Search the material below for the string "Bins" and list each line that holds it.

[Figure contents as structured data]
+===+

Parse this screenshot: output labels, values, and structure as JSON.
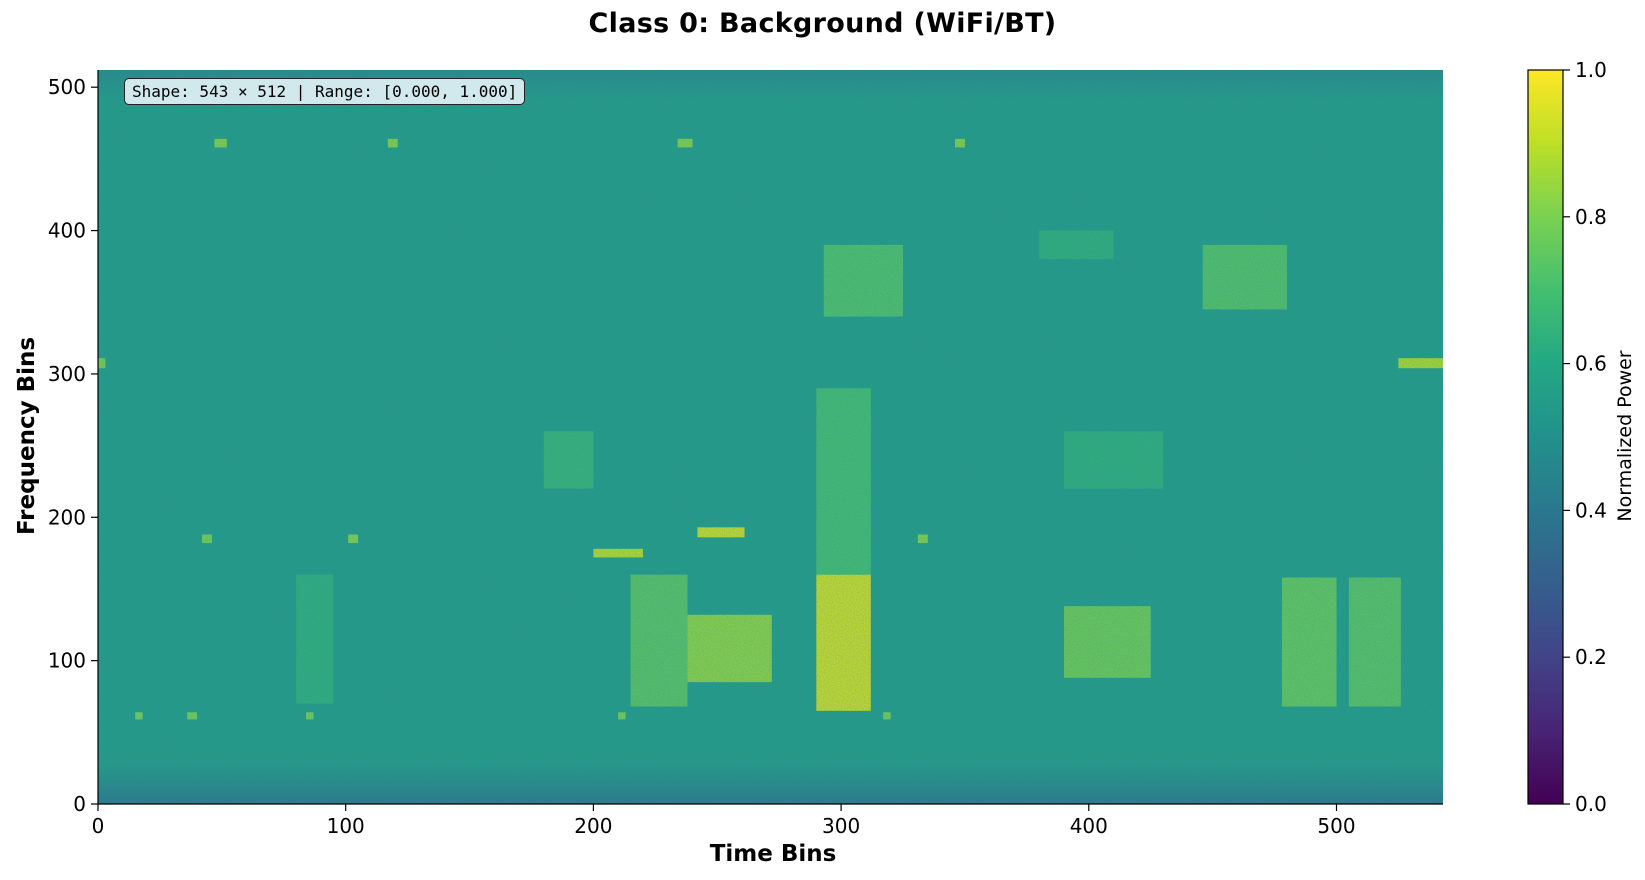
{
  "chart_data": {
    "type": "heatmap",
    "title": "Class 0: Background (WiFi/BT)",
    "xlabel": "Time Bins",
    "ylabel": "Frequency Bins",
    "xlim": [
      0,
      543
    ],
    "ylim": [
      0,
      512
    ],
    "xticks": [
      0,
      100,
      200,
      300,
      400,
      500
    ],
    "yticks": [
      0,
      100,
      200,
      300,
      400,
      500
    ],
    "colormap": "viridis",
    "colorbar": {
      "label": "Normalized Power",
      "range": [
        0.0,
        1.0
      ],
      "ticks": [
        "0.0",
        "0.2",
        "0.4",
        "0.6",
        "0.8",
        "1.0"
      ]
    },
    "annotation": "Shape: 543 × 512 | Range: [0.000, 1.000]",
    "background_level": 0.55,
    "regions": [
      {
        "t": [
          290,
          312
        ],
        "f": [
          65,
          160
        ],
        "v": 0.93
      },
      {
        "t": [
          290,
          312
        ],
        "f": [
          160,
          290
        ],
        "v": 0.7
      },
      {
        "t": [
          293,
          325
        ],
        "f": [
          340,
          390
        ],
        "v": 0.72
      },
      {
        "t": [
          215,
          238
        ],
        "f": [
          68,
          160
        ],
        "v": 0.74
      },
      {
        "t": [
          238,
          272
        ],
        "f": [
          85,
          132
        ],
        "v": 0.83
      },
      {
        "t": [
          478,
          500
        ],
        "f": [
          68,
          158
        ],
        "v": 0.76
      },
      {
        "t": [
          505,
          526
        ],
        "f": [
          68,
          158
        ],
        "v": 0.74
      },
      {
        "t": [
          390,
          425
        ],
        "f": [
          88,
          138
        ],
        "v": 0.78
      },
      {
        "t": [
          446,
          480
        ],
        "f": [
          345,
          390
        ],
        "v": 0.73
      },
      {
        "t": [
          180,
          200
        ],
        "f": [
          220,
          260
        ],
        "v": 0.66
      },
      {
        "t": [
          380,
          410
        ],
        "f": [
          380,
          400
        ],
        "v": 0.64
      },
      {
        "t": [
          390,
          430
        ],
        "f": [
          220,
          260
        ],
        "v": 0.64
      },
      {
        "t": [
          80,
          95
        ],
        "f": [
          70,
          160
        ],
        "v": 0.64
      },
      {
        "t": [
          200,
          220
        ],
        "f": [
          172,
          178
        ],
        "v": 0.9
      },
      {
        "t": [
          242,
          261
        ],
        "f": [
          186,
          193
        ],
        "v": 0.93
      },
      {
        "t": [
          525,
          543
        ],
        "f": [
          304,
          311
        ],
        "v": 0.88
      },
      {
        "t": [
          0,
          3
        ],
        "f": [
          304,
          311
        ],
        "v": 0.8
      },
      {
        "t": [
          47,
          52
        ],
        "f": [
          458,
          464
        ],
        "v": 0.82
      },
      {
        "t": [
          117,
          121
        ],
        "f": [
          458,
          464
        ],
        "v": 0.82
      },
      {
        "t": [
          234,
          240
        ],
        "f": [
          458,
          464
        ],
        "v": 0.82
      },
      {
        "t": [
          346,
          350
        ],
        "f": [
          458,
          464
        ],
        "v": 0.82
      },
      {
        "t": [
          15,
          18
        ],
        "f": [
          59,
          64
        ],
        "v": 0.8
      },
      {
        "t": [
          36,
          40
        ],
        "f": [
          59,
          64
        ],
        "v": 0.8
      },
      {
        "t": [
          84,
          87
        ],
        "f": [
          59,
          64
        ],
        "v": 0.8
      },
      {
        "t": [
          42,
          46
        ],
        "f": [
          182,
          188
        ],
        "v": 0.8
      },
      {
        "t": [
          101,
          105
        ],
        "f": [
          182,
          188
        ],
        "v": 0.82
      },
      {
        "t": [
          331,
          335
        ],
        "f": [
          182,
          188
        ],
        "v": 0.82
      },
      {
        "t": [
          210,
          213
        ],
        "f": [
          59,
          64
        ],
        "v": 0.8
      },
      {
        "t": [
          317,
          320
        ],
        "f": [
          59,
          64
        ],
        "v": 0.8
      }
    ]
  }
}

+===+

Complete response |
    "xlabel": "Time Bins",
    "ylabel": "Frequency Bins",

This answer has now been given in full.